[Exercise]
Write every line out verbatim and omit the pictures.
%%
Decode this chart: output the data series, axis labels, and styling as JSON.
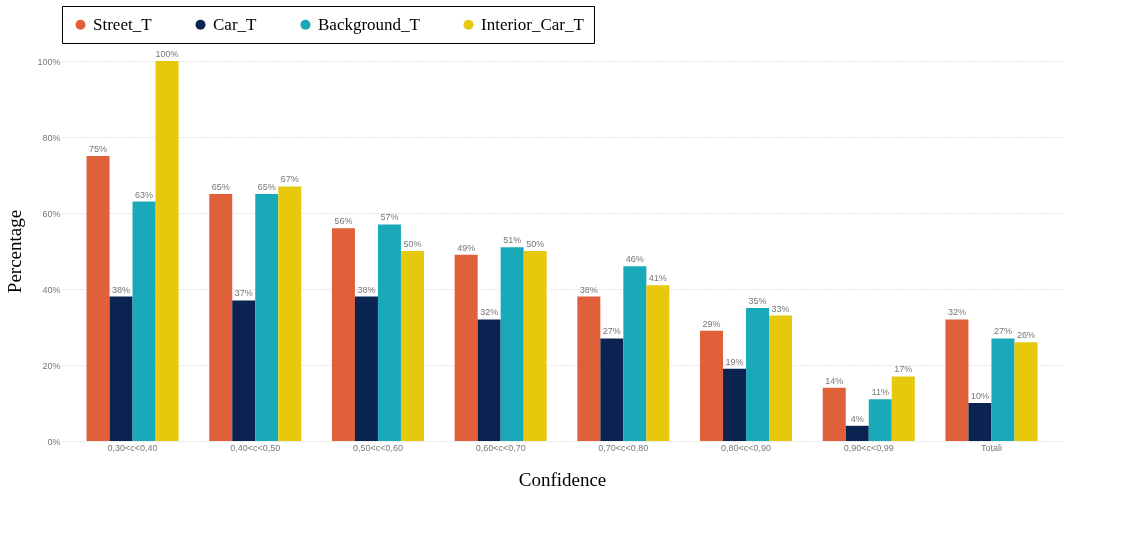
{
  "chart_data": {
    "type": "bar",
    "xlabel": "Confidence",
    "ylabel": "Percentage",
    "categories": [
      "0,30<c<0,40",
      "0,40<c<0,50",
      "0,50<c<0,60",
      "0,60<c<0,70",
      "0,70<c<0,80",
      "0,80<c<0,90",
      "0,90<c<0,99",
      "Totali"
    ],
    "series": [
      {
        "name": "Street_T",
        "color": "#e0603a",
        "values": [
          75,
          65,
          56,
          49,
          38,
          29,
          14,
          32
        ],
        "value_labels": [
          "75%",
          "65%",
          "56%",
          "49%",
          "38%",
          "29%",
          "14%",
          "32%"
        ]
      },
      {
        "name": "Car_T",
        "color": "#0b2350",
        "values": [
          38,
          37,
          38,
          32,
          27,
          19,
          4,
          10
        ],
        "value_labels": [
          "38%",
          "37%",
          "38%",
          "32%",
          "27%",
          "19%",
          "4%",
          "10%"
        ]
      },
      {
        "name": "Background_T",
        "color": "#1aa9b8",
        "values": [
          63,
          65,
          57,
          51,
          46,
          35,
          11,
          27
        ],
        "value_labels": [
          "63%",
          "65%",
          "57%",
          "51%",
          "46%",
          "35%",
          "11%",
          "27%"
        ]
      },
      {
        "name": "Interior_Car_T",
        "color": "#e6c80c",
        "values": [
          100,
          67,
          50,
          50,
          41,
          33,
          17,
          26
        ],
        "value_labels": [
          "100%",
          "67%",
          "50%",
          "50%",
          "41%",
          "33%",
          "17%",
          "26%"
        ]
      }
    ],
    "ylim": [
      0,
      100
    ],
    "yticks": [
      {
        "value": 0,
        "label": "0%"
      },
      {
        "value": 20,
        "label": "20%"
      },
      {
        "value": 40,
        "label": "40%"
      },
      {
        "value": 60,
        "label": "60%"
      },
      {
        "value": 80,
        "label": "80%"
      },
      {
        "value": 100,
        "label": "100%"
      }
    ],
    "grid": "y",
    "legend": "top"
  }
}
%%
[Output of the exercise]
Decode this chart: output the data series, axis labels, and styling as JSON.
{
  "chart_data": {
    "type": "bar",
    "xlabel": "Confidence",
    "ylabel": "Percentage",
    "categories": [
      "0,30<c<0,40",
      "0,40<c<0,50",
      "0,50<c<0,60",
      "0,60<c<0,70",
      "0,70<c<0,80",
      "0,80<c<0,90",
      "0,90<c<0,99",
      "Totali"
    ],
    "series": [
      {
        "name": "Street_T",
        "color": "#e0603a",
        "values": [
          75,
          65,
          56,
          49,
          38,
          29,
          14,
          32
        ],
        "value_labels": [
          "75%",
          "65%",
          "56%",
          "49%",
          "38%",
          "29%",
          "14%",
          "32%"
        ]
      },
      {
        "name": "Car_T",
        "color": "#0b2350",
        "values": [
          38,
          37,
          38,
          32,
          27,
          19,
          4,
          10
        ],
        "value_labels": [
          "38%",
          "37%",
          "38%",
          "32%",
          "27%",
          "19%",
          "4%",
          "10%"
        ]
      },
      {
        "name": "Background_T",
        "color": "#1aa9b8",
        "values": [
          63,
          65,
          57,
          51,
          46,
          35,
          11,
          27
        ],
        "value_labels": [
          "63%",
          "65%",
          "57%",
          "51%",
          "46%",
          "35%",
          "11%",
          "27%"
        ]
      },
      {
        "name": "Interior_Car_T",
        "color": "#e6c80c",
        "values": [
          100,
          67,
          50,
          50,
          41,
          33,
          17,
          26
        ],
        "value_labels": [
          "100%",
          "67%",
          "50%",
          "50%",
          "41%",
          "33%",
          "17%",
          "26%"
        ]
      }
    ],
    "ylim": [
      0,
      100
    ],
    "yticks": [
      {
        "value": 0,
        "label": "0%"
      },
      {
        "value": 20,
        "label": "20%"
      },
      {
        "value": 40,
        "label": "40%"
      },
      {
        "value": 60,
        "label": "60%"
      },
      {
        "value": 80,
        "label": "80%"
      },
      {
        "value": 100,
        "label": "100%"
      }
    ],
    "grid": "y",
    "legend": "top"
  }
}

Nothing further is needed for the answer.